EXERCISE PROMPT
Gather each line of the entries below that includes "icon".
## START
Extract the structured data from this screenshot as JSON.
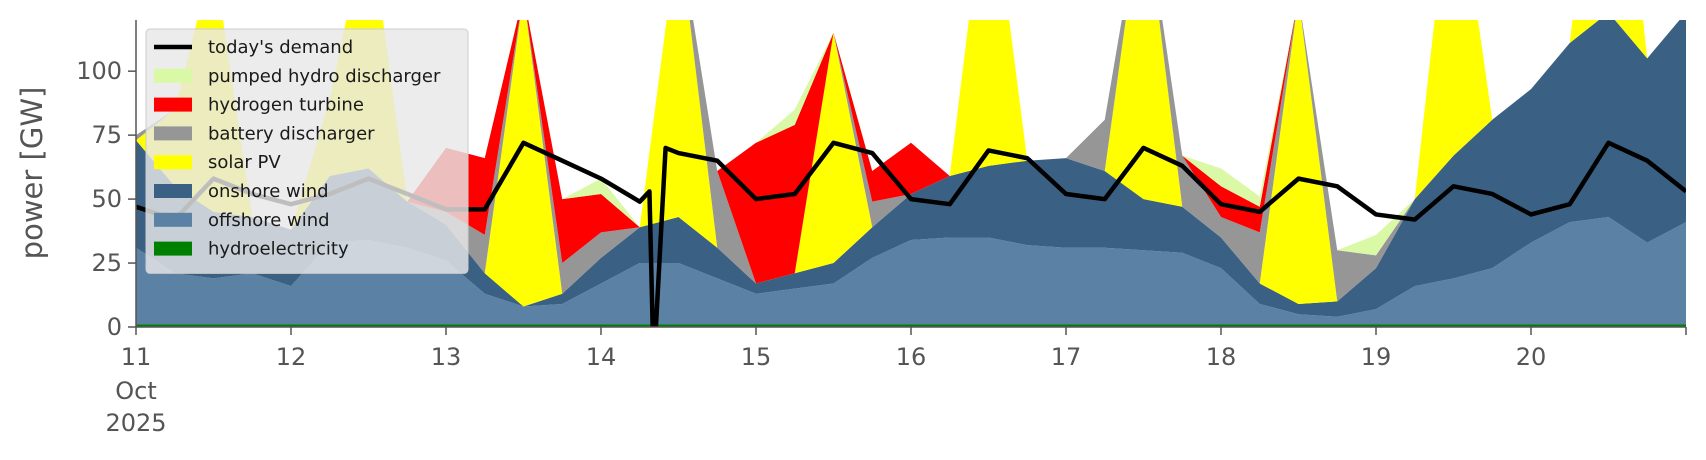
{
  "chart_data": {
    "type": "area",
    "ylabel": "power [GW]",
    "ylim": [
      0,
      120
    ],
    "yticks": [
      0,
      25,
      50,
      75,
      100
    ],
    "xlim": [
      "2025-10-11T00:00",
      "2025-10-21T00:00"
    ],
    "xticks": [
      {
        "x": "2025-10-11",
        "label": "11",
        "sub": [
          "Oct",
          "2025"
        ]
      },
      {
        "x": "2025-10-12",
        "label": "12"
      },
      {
        "x": "2025-10-13",
        "label": "13"
      },
      {
        "x": "2025-10-14",
        "label": "14"
      },
      {
        "x": "2025-10-15",
        "label": "15"
      },
      {
        "x": "2025-10-16",
        "label": "16"
      },
      {
        "x": "2025-10-17",
        "label": "17"
      },
      {
        "x": "2025-10-18",
        "label": "18"
      },
      {
        "x": "2025-10-19",
        "label": "19"
      },
      {
        "x": "2025-10-20",
        "label": "20"
      }
    ],
    "grid": false,
    "legend_position": "upper-left",
    "x": [
      "2025-10-11T00:00",
      "2025-10-11T06:00",
      "2025-10-11T12:00",
      "2025-10-11T18:00",
      "2025-10-12T00:00",
      "2025-10-12T06:00",
      "2025-10-12T12:00",
      "2025-10-12T18:00",
      "2025-10-13T00:00",
      "2025-10-13T06:00",
      "2025-10-13T12:00",
      "2025-10-13T18:00",
      "2025-10-14T00:00",
      "2025-10-14T06:00",
      "2025-10-14T12:00",
      "2025-10-14T18:00",
      "2025-10-15T00:00",
      "2025-10-15T06:00",
      "2025-10-15T12:00",
      "2025-10-15T18:00",
      "2025-10-16T00:00",
      "2025-10-16T06:00",
      "2025-10-16T12:00",
      "2025-10-16T18:00",
      "2025-10-17T00:00",
      "2025-10-17T06:00",
      "2025-10-17T12:00",
      "2025-10-17T18:00",
      "2025-10-18T00:00",
      "2025-10-18T06:00",
      "2025-10-18T12:00",
      "2025-10-18T18:00",
      "2025-10-19T00:00",
      "2025-10-19T06:00",
      "2025-10-19T12:00",
      "2025-10-19T18:00",
      "2025-10-20T00:00",
      "2025-10-20T06:00",
      "2025-10-20T12:00",
      "2025-10-20T18:00",
      "2025-10-21T00:00"
    ],
    "stack_order": [
      "hydroelectricity",
      "offshore wind",
      "onshore wind",
      "solar PV",
      "battery discharger",
      "hydrogen turbine",
      "pumped hydro discharger"
    ],
    "series": [
      {
        "name": "hydroelectricity",
        "color": "#008000",
        "values": [
          1,
          1,
          1,
          1,
          1,
          1,
          1,
          1,
          1,
          1,
          1,
          1,
          1,
          1,
          1,
          1,
          1,
          1,
          1,
          1,
          1,
          1,
          1,
          1,
          1,
          1,
          1,
          1,
          1,
          1,
          1,
          1,
          1,
          1,
          1,
          1,
          1,
          1,
          1,
          1,
          1
        ]
      },
      {
        "name": "offshore wind",
        "color": "#5b82a5",
        "values": [
          30,
          20,
          18,
          20,
          15,
          32,
          33,
          30,
          25,
          12,
          7,
          8,
          16,
          24,
          24,
          18,
          12,
          14,
          16,
          26,
          33,
          34,
          34,
          31,
          30,
          30,
          29,
          28,
          22,
          8,
          4,
          3,
          6,
          15,
          18,
          22,
          32,
          40,
          42,
          32,
          40
        ]
      },
      {
        "name": "onshore wind",
        "color": "#3a6184",
        "values": [
          42,
          34,
          26,
          22,
          22,
          26,
          28,
          18,
          14,
          8,
          0,
          4,
          10,
          14,
          18,
          12,
          4,
          6,
          8,
          12,
          18,
          24,
          28,
          33,
          35,
          30,
          20,
          18,
          12,
          8,
          4,
          6,
          16,
          34,
          48,
          58,
          60,
          70,
          80,
          72,
          82
        ]
      },
      {
        "name": "solar PV",
        "color": "#ffff00",
        "values": [
          0,
          30,
          100,
          0,
          0,
          30,
          100,
          0,
          0,
          0,
          122,
          0,
          0,
          0,
          113,
          0,
          0,
          0,
          90,
          0,
          0,
          0,
          120,
          0,
          0,
          0,
          120,
          0,
          0,
          0,
          120,
          0,
          0,
          0,
          120,
          0,
          0,
          0,
          120,
          0,
          0
        ]
      },
      {
        "name": "battery discharger",
        "color": "#969696",
        "values": [
          2,
          0,
          0,
          0,
          0,
          0,
          0,
          0,
          5,
          15,
          0,
          12,
          10,
          0,
          0,
          30,
          0,
          0,
          0,
          10,
          0,
          0,
          0,
          0,
          0,
          20,
          0,
          20,
          8,
          20,
          0,
          20,
          5,
          0,
          0,
          0,
          0,
          0,
          0,
          0,
          0
        ]
      },
      {
        "name": "hydrogen turbine",
        "color": "#ff0000",
        "values": [
          0,
          0,
          0,
          0,
          0,
          0,
          0,
          0,
          25,
          30,
          0,
          25,
          15,
          0,
          0,
          0,
          55,
          58,
          0,
          12,
          20,
          0,
          0,
          0,
          0,
          0,
          0,
          0,
          12,
          10,
          0,
          0,
          0,
          0,
          0,
          0,
          0,
          0,
          0,
          0,
          0
        ]
      },
      {
        "name": "pumped hydro discharger",
        "color": "#d9f9a6",
        "values": [
          0,
          0,
          0,
          0,
          0,
          0,
          0,
          0,
          0,
          0,
          0,
          0,
          6,
          0,
          0,
          0,
          0,
          6,
          0,
          0,
          0,
          0,
          0,
          0,
          0,
          0,
          0,
          0,
          7,
          4,
          0,
          0,
          8,
          0,
          0,
          0,
          0,
          0,
          0,
          0,
          0
        ]
      }
    ],
    "demand": {
      "name": "today's demand",
      "color": "#000000",
      "x": [
        "2025-10-11T00:00",
        "2025-10-11T06:00",
        "2025-10-11T12:00",
        "2025-10-11T18:00",
        "2025-10-12T00:00",
        "2025-10-12T06:00",
        "2025-10-12T12:00",
        "2025-10-12T18:00",
        "2025-10-13T00:00",
        "2025-10-13T06:00",
        "2025-10-13T12:00",
        "2025-10-13T18:00",
        "2025-10-14T00:00",
        "2025-10-14T06:00",
        "2025-10-14T07:30",
        "2025-10-14T08:00",
        "2025-10-14T08:30",
        "2025-10-14T10:00",
        "2025-10-14T12:00",
        "2025-10-14T18:00",
        "2025-10-15T00:00",
        "2025-10-15T06:00",
        "2025-10-15T12:00",
        "2025-10-15T18:00",
        "2025-10-16T00:00",
        "2025-10-16T06:00",
        "2025-10-16T12:00",
        "2025-10-16T18:00",
        "2025-10-17T00:00",
        "2025-10-17T06:00",
        "2025-10-17T12:00",
        "2025-10-17T18:00",
        "2025-10-18T00:00",
        "2025-10-18T06:00",
        "2025-10-18T12:00",
        "2025-10-18T18:00",
        "2025-10-19T00:00",
        "2025-10-19T06:00",
        "2025-10-19T12:00",
        "2025-10-19T18:00",
        "2025-10-20T00:00",
        "2025-10-20T06:00",
        "2025-10-20T12:00",
        "2025-10-20T18:00",
        "2025-10-21T00:00"
      ],
      "values": [
        47,
        42,
        58,
        52,
        48,
        52,
        58,
        52,
        46,
        46,
        72,
        65,
        58,
        49,
        53,
        0,
        0,
        70,
        68,
        65,
        50,
        52,
        72,
        68,
        50,
        48,
        69,
        66,
        52,
        50,
        70,
        63,
        48,
        45,
        58,
        55,
        44,
        42,
        55,
        52,
        44,
        48,
        72,
        65,
        53
      ]
    },
    "legend": [
      {
        "label": "today's demand",
        "kind": "line",
        "color": "#000000"
      },
      {
        "label": "pumped hydro discharger",
        "kind": "patch",
        "color": "#d9f9a6"
      },
      {
        "label": "hydrogen turbine",
        "kind": "patch",
        "color": "#ff0000"
      },
      {
        "label": "battery discharger",
        "kind": "patch",
        "color": "#969696"
      },
      {
        "label": "solar PV",
        "kind": "patch",
        "color": "#ffff00"
      },
      {
        "label": "onshore wind",
        "kind": "patch",
        "color": "#3a6184"
      },
      {
        "label": "offshore wind",
        "kind": "patch",
        "color": "#5b82a5"
      },
      {
        "label": "hydroelectricity",
        "kind": "patch",
        "color": "#008000"
      }
    ]
  }
}
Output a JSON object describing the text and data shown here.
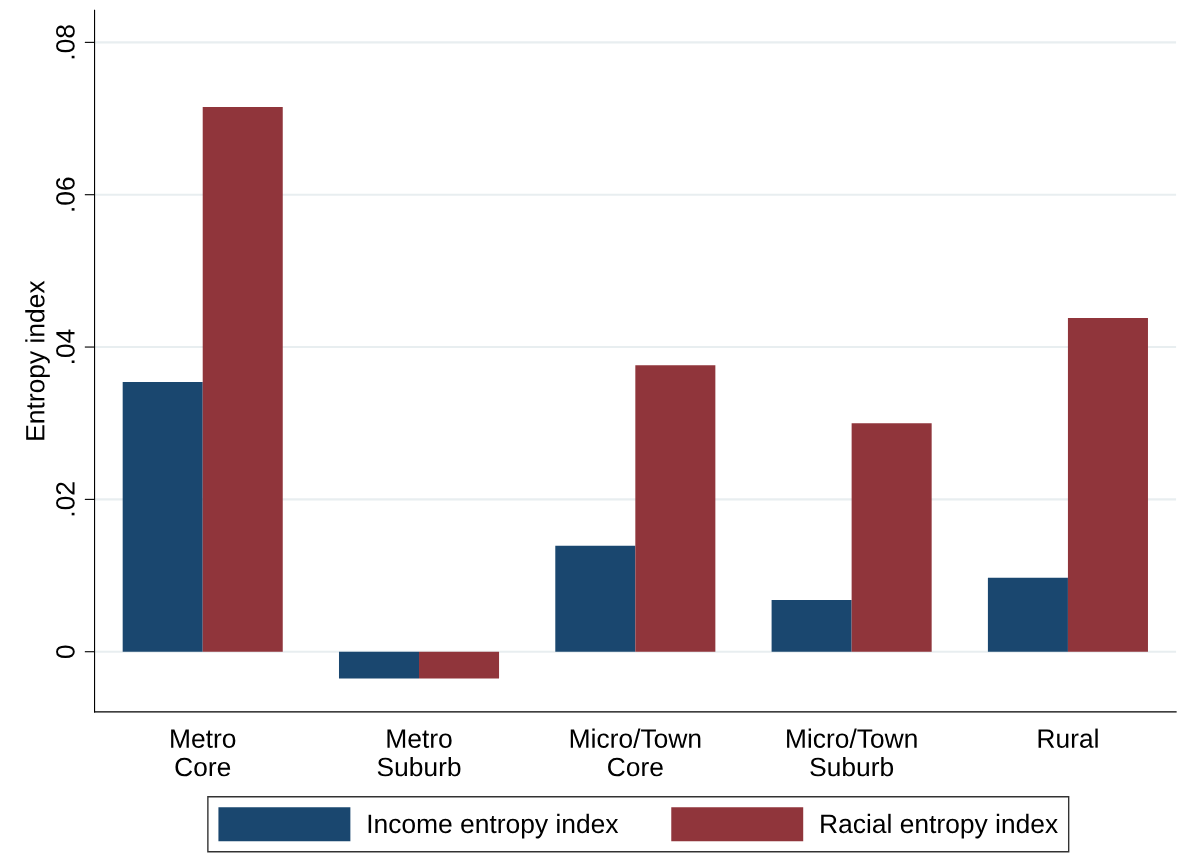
{
  "chart_data": {
    "type": "bar",
    "ylabel": "Entropy index",
    "categories": [
      "Metro\nCore",
      "Metro\nSuburb",
      "Micro/Town\nCore",
      "Micro/Town\nSuburb",
      "Rural"
    ],
    "series": [
      {
        "name": "Income entropy index",
        "color": "#1a476f",
        "values": [
          0.0354,
          -0.0035,
          0.0139,
          0.0068,
          0.0097
        ]
      },
      {
        "name": "Racial entropy index",
        "color": "#90353b",
        "values": [
          0.0715,
          -0.0035,
          0.0376,
          0.03,
          0.0438
        ]
      }
    ],
    "ylim": [
      -0.0079,
      0.0842
    ],
    "yticks": [
      {
        "value": 0,
        "label": "0"
      },
      {
        "value": 0.02,
        "label": ".02"
      },
      {
        "value": 0.04,
        "label": ".04"
      },
      {
        "value": 0.06,
        "label": ".06"
      },
      {
        "value": 0.08,
        "label": ".08"
      }
    ],
    "grid": "y",
    "legend": "bottom"
  }
}
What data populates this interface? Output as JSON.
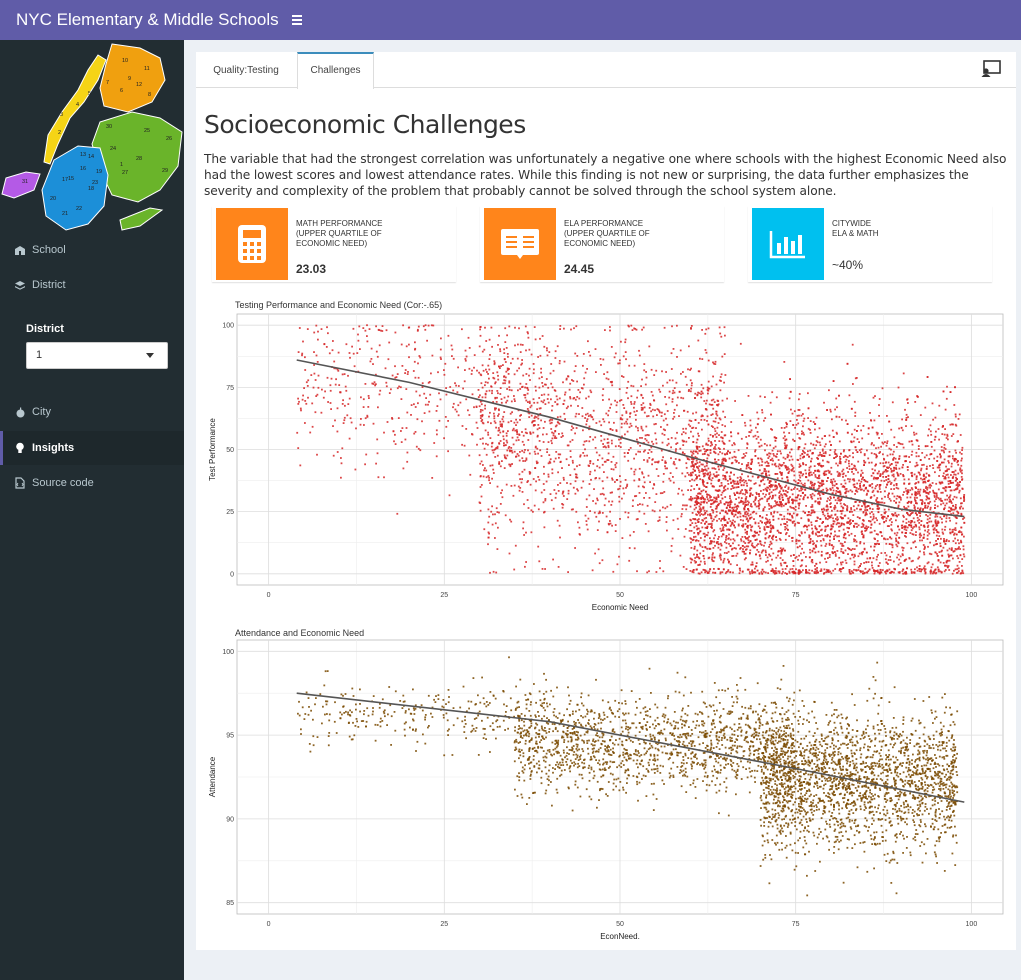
{
  "app": {
    "title": "NYC Elementary & Middle Schools"
  },
  "sidebar": {
    "map_labels": [
      "1",
      "2",
      "3",
      "4",
      "5",
      "6",
      "7",
      "8",
      "9",
      "10",
      "11",
      "12",
      "13",
      "14",
      "15",
      "16",
      "17",
      "18",
      "19",
      "20",
      "21",
      "22",
      "23",
      "24",
      "25",
      "26",
      "27",
      "28",
      "29",
      "30",
      "31"
    ],
    "items": [
      {
        "label": "School",
        "icon": "school-icon"
      },
      {
        "label": "District",
        "icon": "layers-icon"
      },
      {
        "label": "City",
        "icon": "apple-icon"
      },
      {
        "label": "Insights",
        "icon": "lightbulb-icon",
        "active": true
      },
      {
        "label": "Source code",
        "icon": "file-code-icon"
      }
    ],
    "district_label": "District",
    "district_value": "1"
  },
  "tabs": [
    {
      "label": "Quality:Testing"
    },
    {
      "label": "Challenges",
      "active": true
    }
  ],
  "main": {
    "title": "Socioeconomic Challenges",
    "paragraph": "The variable that had the strongest correlation was unfortunately a negative one where schools with the highest Economic Need also had the lowest scores and lowest attendance rates. While this finding is not new or surprising, the data further emphasizes the severity and complexity of the problem that probably cannot be solved through the school system alone."
  },
  "info_boxes": [
    {
      "text": "MATH PERFORMANCE\n(UPPER QUARTILE OF\nECONOMIC NEED)",
      "value": "23.03",
      "color": "#ff851b",
      "icon": "calculator-icon"
    },
    {
      "text": "ELA PERFORMANCE\n(UPPER QUARTILE OF\nECONOMIC NEED)",
      "value": "24.45",
      "color": "#ff851b",
      "icon": "book-icon"
    },
    {
      "text": "CITYWIDE\nELA & MATH",
      "value": "~40%",
      "color": "#00c0ef",
      "icon": "bar-chart-icon"
    }
  ],
  "colors": {
    "header": "#605ca8",
    "sidebar": "#222d32",
    "scatter1": "#d62728",
    "scatter2": "#7a4a00",
    "trend": "#555555"
  },
  "chart_data": [
    {
      "type": "scatter",
      "title": "Testing Performance and Economic Need (Cor:-.65)",
      "xlabel": "Economic Need",
      "ylabel": "Test Performance",
      "xlim": [
        0,
        100
      ],
      "ylim": [
        0,
        100
      ],
      "xticks": [
        0,
        25,
        50,
        75,
        100
      ],
      "yticks": [
        0,
        25,
        50,
        75,
        100
      ],
      "grid": true,
      "color": "#d62728",
      "trend_line": {
        "x": [
          4,
          20,
          40,
          60,
          80,
          90,
          99
        ],
        "y": [
          86,
          77,
          63,
          47,
          32,
          26,
          23
        ]
      },
      "point_clouds": [
        {
          "x": [
            4,
            40
          ],
          "center_y": 75,
          "spread_y": 15,
          "n": 500
        },
        {
          "x": [
            30,
            65
          ],
          "center_y": 52,
          "spread_y": 22,
          "n": 1400
        },
        {
          "x": [
            60,
            99
          ],
          "center_y": 28,
          "spread_y": 18,
          "n": 4000
        }
      ]
    },
    {
      "type": "scatter",
      "title": "Attendance and Economic Need",
      "xlabel": "EconNeed.",
      "ylabel": "Attendance",
      "xlim": [
        0,
        100
      ],
      "ylim": [
        85,
        100
      ],
      "xticks": [
        0,
        25,
        50,
        75,
        100
      ],
      "yticks": [
        85,
        90,
        95,
        100
      ],
      "grid": true,
      "color": "#7a4a00",
      "trend_line": {
        "x": [
          4,
          40,
          75,
          99
        ],
        "y": [
          97.5,
          95.8,
          93.0,
          91.0
        ]
      },
      "point_clouds": [
        {
          "x": [
            4,
            40
          ],
          "center_y": 96.2,
          "spread_y": 0.9,
          "n": 300
        },
        {
          "x": [
            35,
            75
          ],
          "center_y": 94.5,
          "spread_y": 1.4,
          "n": 1500
        },
        {
          "x": [
            70,
            98
          ],
          "center_y": 92.2,
          "spread_y": 2.0,
          "n": 2200
        }
      ]
    }
  ]
}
## END
TASK SOLUTION
        "icon": "school-icon"
        "icon": "layers-icon"
        "icon": "apple-icon"
        "icon": "lightbulb-icon",
        "icon": "file-code-icon"
      "icon": "calculator-icon"
      "icon": "book-icon"
      "icon": "bar-chart-icon"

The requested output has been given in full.